*DIRECTIVE*
Look through the records below, and copy out every line that holds the string "многоугольника".

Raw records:
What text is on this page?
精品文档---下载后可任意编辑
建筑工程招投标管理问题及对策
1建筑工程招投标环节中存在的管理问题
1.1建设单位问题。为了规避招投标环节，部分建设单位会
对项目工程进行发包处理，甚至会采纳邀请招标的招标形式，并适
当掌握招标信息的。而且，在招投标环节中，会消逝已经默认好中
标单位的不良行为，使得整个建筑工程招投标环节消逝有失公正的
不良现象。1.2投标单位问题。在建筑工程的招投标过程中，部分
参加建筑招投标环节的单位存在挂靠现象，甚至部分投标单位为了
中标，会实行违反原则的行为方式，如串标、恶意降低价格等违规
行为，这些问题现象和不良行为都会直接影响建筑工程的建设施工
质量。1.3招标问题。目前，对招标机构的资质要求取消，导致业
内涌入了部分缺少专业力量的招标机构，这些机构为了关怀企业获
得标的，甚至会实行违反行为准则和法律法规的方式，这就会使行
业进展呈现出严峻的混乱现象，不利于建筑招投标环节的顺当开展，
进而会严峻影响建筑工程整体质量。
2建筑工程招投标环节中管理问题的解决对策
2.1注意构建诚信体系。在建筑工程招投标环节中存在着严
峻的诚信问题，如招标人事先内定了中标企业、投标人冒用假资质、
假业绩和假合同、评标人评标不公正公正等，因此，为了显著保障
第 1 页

==

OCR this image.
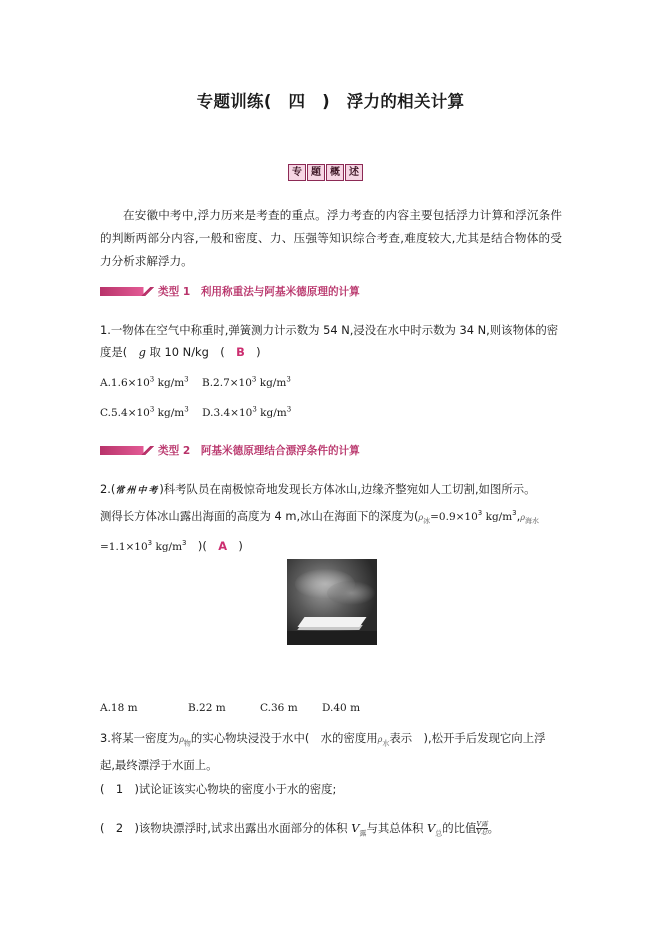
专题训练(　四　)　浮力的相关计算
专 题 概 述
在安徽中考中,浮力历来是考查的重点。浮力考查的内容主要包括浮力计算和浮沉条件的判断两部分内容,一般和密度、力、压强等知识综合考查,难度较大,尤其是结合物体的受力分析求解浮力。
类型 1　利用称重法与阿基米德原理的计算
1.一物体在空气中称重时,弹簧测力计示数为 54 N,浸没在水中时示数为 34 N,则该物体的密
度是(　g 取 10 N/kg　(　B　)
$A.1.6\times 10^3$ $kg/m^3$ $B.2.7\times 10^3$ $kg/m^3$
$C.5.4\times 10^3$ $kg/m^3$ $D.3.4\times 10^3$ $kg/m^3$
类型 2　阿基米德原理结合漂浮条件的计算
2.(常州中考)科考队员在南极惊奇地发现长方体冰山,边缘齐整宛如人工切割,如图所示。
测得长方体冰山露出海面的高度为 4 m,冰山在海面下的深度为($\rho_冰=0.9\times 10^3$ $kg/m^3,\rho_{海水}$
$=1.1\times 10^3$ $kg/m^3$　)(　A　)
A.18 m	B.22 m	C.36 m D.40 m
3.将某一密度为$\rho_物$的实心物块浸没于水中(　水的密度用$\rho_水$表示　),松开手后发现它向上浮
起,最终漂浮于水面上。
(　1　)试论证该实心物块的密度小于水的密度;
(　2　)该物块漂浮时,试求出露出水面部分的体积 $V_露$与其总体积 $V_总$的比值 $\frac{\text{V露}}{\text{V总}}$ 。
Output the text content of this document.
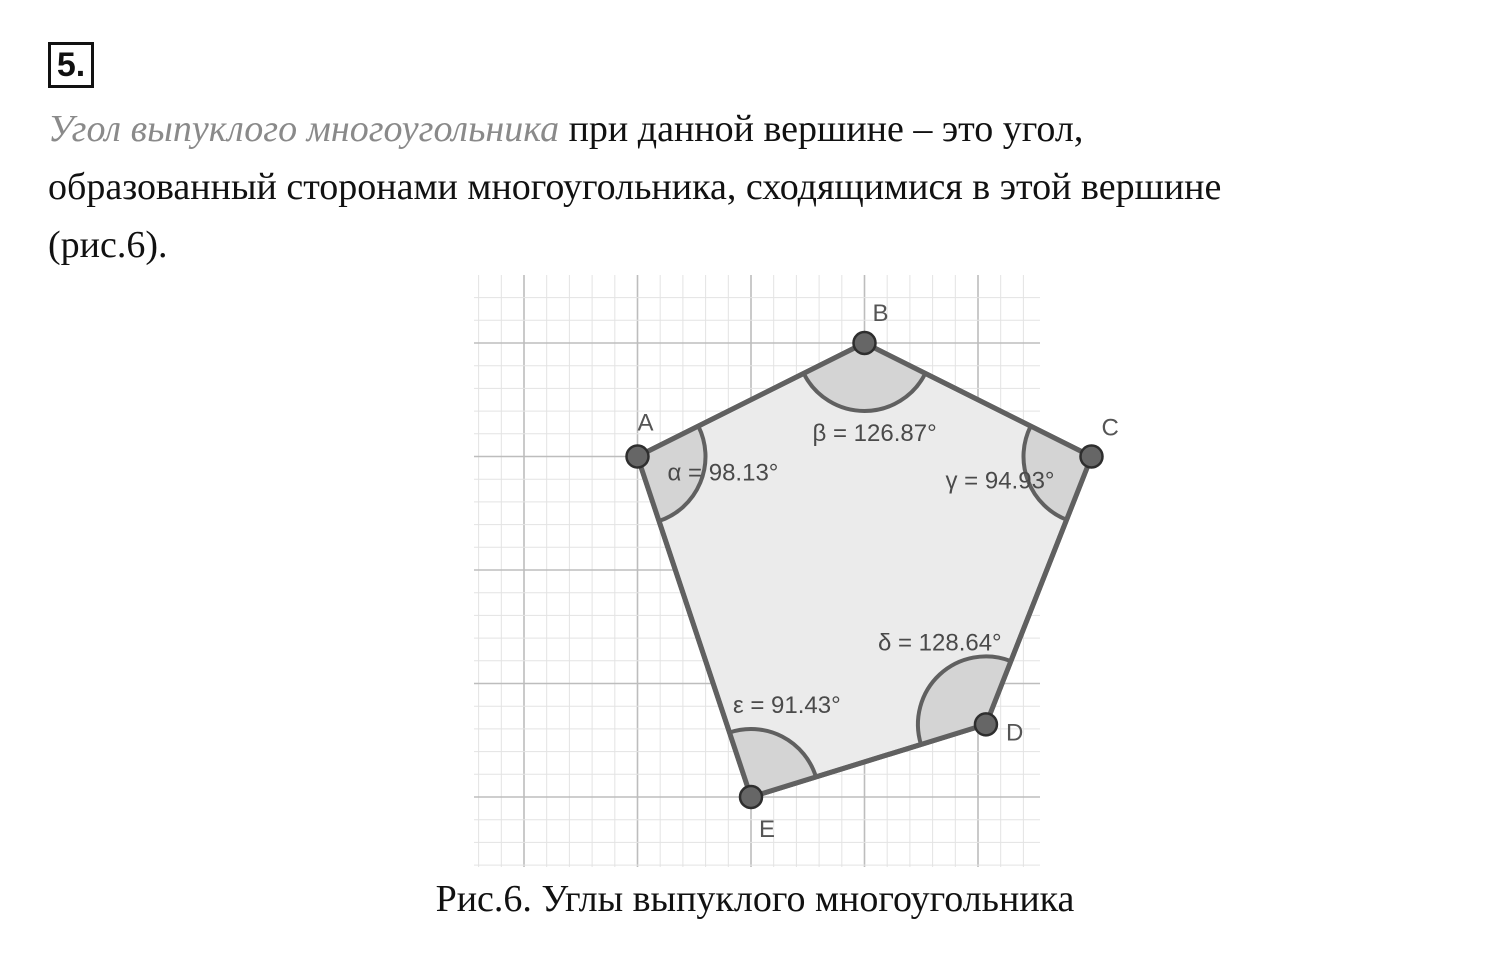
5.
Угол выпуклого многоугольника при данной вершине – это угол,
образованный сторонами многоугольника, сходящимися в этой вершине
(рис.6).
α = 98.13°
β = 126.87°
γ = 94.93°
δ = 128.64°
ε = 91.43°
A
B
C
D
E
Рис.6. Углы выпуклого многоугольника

*REPLY*
Угол выпуклого многоугольника при данной вершине – это угол,
образованный сторонами многоугольника, сходящимися в этой вершине
Рис.6. Углы выпуклого многоугольника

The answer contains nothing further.